Stored entries.

····················

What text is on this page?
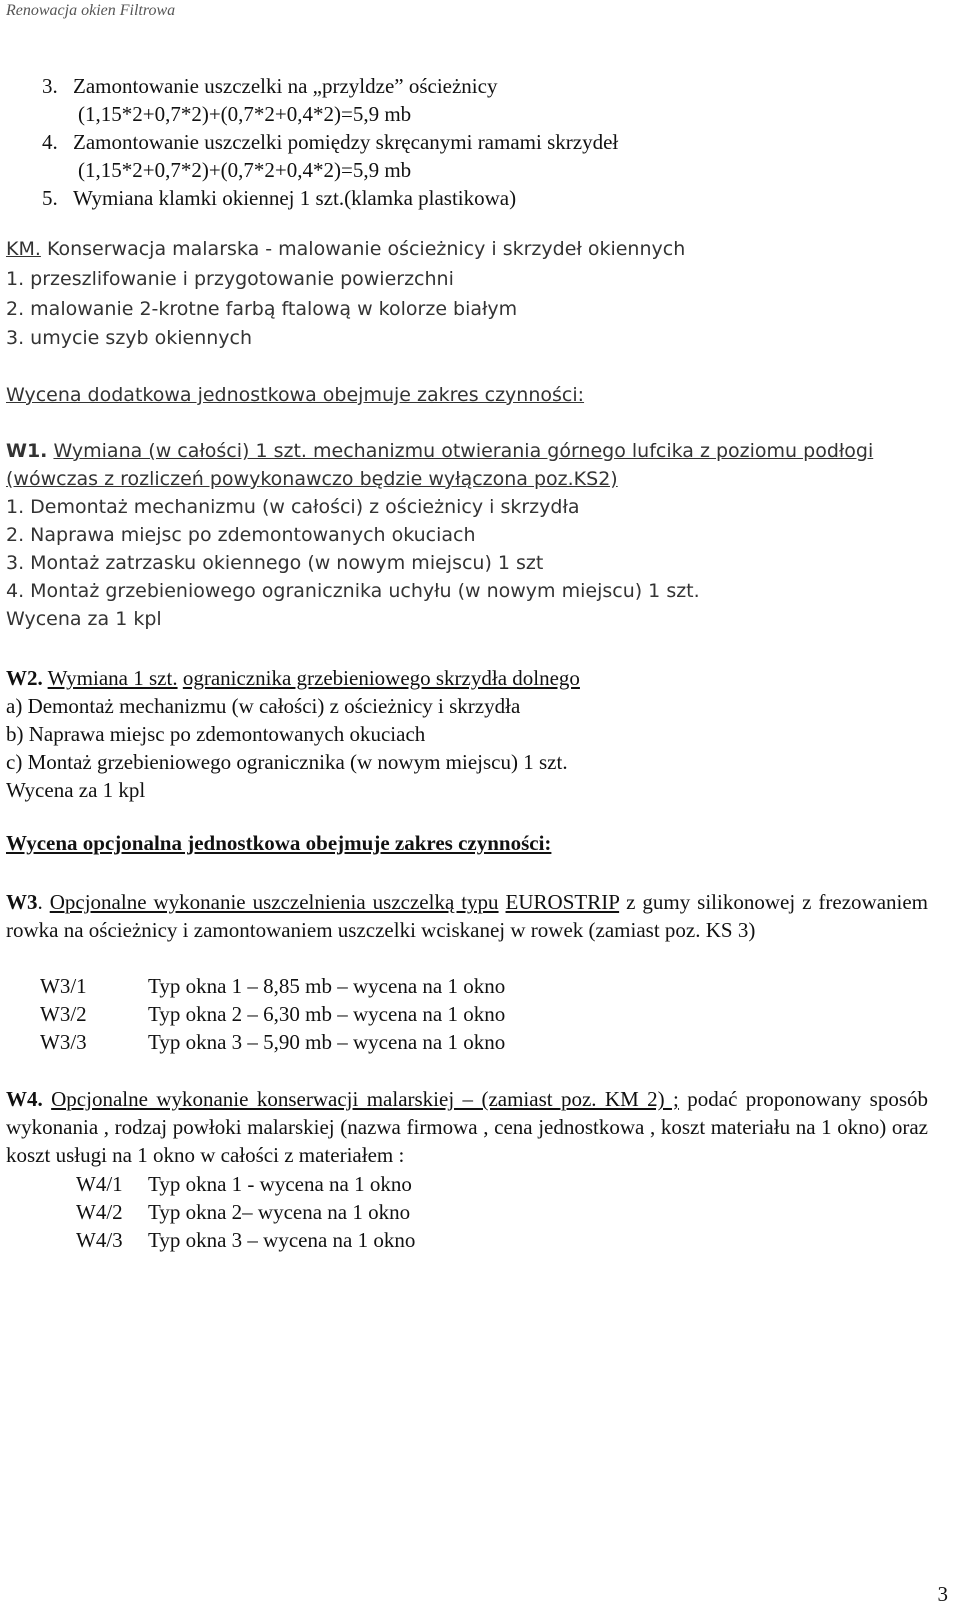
Renowacja okien Filtrowa
3. Zamontowanie uszczelki na „przyldze” ościeżnicy
(1,15*2+0,7*2)+(0,7*2+0,4*2)=5,9 mb
4. Zamontowanie uszczelki pomiędzy skręcanymi ramami skrzydeł
(1,15*2+0,7*2)+(0,7*2+0,4*2)=5,9 mb
5. Wymiana klamki okiennej 1 szt.(klamka plastikowa)
KM. Konserwacja malarska - malowanie ościeżnicy i skrzydeł okiennych
1. przeszlifowanie i przygotowanie powierzchni
2. malowanie 2-krotne farbą ftalową w kolorze białym
3. umycie szyb okiennych
Wycena dodatkowa jednostkowa obejmuje zakres czynności:
W1. Wymiana (w całości) 1 szt. mechanizmu otwierania górnego lufcika z poziomu podłogi
(wówczas z rozliczeń powykonawczo będzie wyłączona poz.KS2)
1. Demontaż mechanizmu (w całości) z ościeżnicy i skrzydła
2. Naprawa miejsc po zdemontowanych okuciach
3. Montaż zatrzasku okiennego (w nowym miejscu) 1 szt
4. Montaż grzebieniowego ogranicznika uchyłu (w nowym miejscu) 1 szt.
Wycena za 1 kpl
W2. Wymiana 1 szt. ogranicznika grzebieniowego skrzydła dolnego
a) Demontaż mechanizmu (w całości) z ościeżnicy i skrzydła
b) Naprawa miejsc po zdemontowanych okuciach
c) Montaż grzebieniowego ogranicznika (w nowym miejscu) 1 szt.
Wycena za 1 kpl
Wycena opcjonalna jednostkowa obejmuje zakres czynności:
W3. Opcjonalne wykonanie uszczelnienia uszczelką typu EUROSTRIP z gumy silikonowej z frezowaniem rowka na ościeżnicy i zamontowaniem uszczelki wciskanej w rowek (zamiast poz. KS 3)
W3/1	Typ okna 1 – 8,85 mb – wycena na 1 okno
W3/2	Typ okna 2 – 6,30 mb – wycena na 1 okno
W3/3	Typ okna 3 – 5,90 mb – wycena na 1 okno
W4. Opcjonalne wykonanie konserwacji malarskiej – (zamiast poz. KM 2) ; podać proponowany sposób wykonania , rodzaj powłoki malarskiej (nazwa firmowa , cena jednostkowa , koszt materiału na 1 okno) oraz koszt usługi na 1 okno w całości z materiałem :
W4/1 Typ okna 1 - wycena na 1 okno
W4/2 Typ okna 2– wycena na 1 okno
W4/3 Typ okna 3 – wycena na 1 okno
3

····················

STATED TASK.
Set down all the entries exactly as they appear, but skip any pictures.

EXERCISE ANSWER.
What text is on this page?
Renowacja okien Filtrowa
3. Zamontowanie uszczelki na „przyldze” ościeżnicy
(1,15*2+0,7*2)+(0,7*2+0,4*2)=5,9 mb
4. Zamontowanie uszczelki pomiędzy skręcanymi ramami skrzydeł
(1,15*2+0,7*2)+(0,7*2+0,4*2)=5,9 mb
5. Wymiana klamki okiennej 1 szt.(klamka plastikowa)
KM. Konserwacja malarska - malowanie ościeżnicy i skrzydeł okiennych
1. przeszlifowanie i przygotowanie powierzchni
2. malowanie 2-krotne farbą ftalową w kolorze białym
3. umycie szyb okiennych
Wycena dodatkowa jednostkowa obejmuje zakres czynności:
W1. Wymiana (w całości) 1 szt. mechanizmu otwierania górnego lufcika z poziomu podłogi
(wówczas z rozliczeń powykonawczo będzie wyłączona poz.KS2)
1. Demontaż mechanizmu (w całości) z ościeżnicy i skrzydła
2. Naprawa miejsc po zdemontowanych okuciach
3. Montaż zatrzasku okiennego (w nowym miejscu) 1 szt
4. Montaż grzebieniowego ogranicznika uchyłu (w nowym miejscu) 1 szt.
Wycena za 1 kpl
W2. Wymiana 1 szt. ogranicznika grzebieniowego skrzydła dolnego
a) Demontaż mechanizmu (w całości) z ościeżnicy i skrzydła
b) Naprawa miejsc po zdemontowanych okuciach
c) Montaż grzebieniowego ogranicznika (w nowym miejscu) 1 szt.
Wycena za 1 kpl
Wycena opcjonalna jednostkowa obejmuje zakres czynności:
W3. Opcjonalne wykonanie uszczelnienia uszczelką typu EUROSTRIP z gumy silikonowej z frezowaniem rowka na ościeżnicy i zamontowaniem uszczelki wciskanej w rowek (zamiast poz. KS 3)
W3/1	Typ okna 1 – 8,85 mb – wycena na 1 okno
W3/2	Typ okna 2 – 6,30 mb – wycena na 1 okno
W3/3	Typ okna 3 – 5,90 mb – wycena na 1 okno
W4. Opcjonalne wykonanie konserwacji malarskiej – (zamiast poz. KM 2) ; podać proponowany sposób wykonania , rodzaj powłoki malarskiej (nazwa firmowa , cena jednostkowa , koszt materiału na 1 okno) oraz koszt usługi na 1 okno w całości z materiałem :
W4/1 Typ okna 1 - wycena na 1 okno
W4/2 Typ okna 2– wycena na 1 okno
W4/3 Typ okna 3 – wycena na 1 okno
3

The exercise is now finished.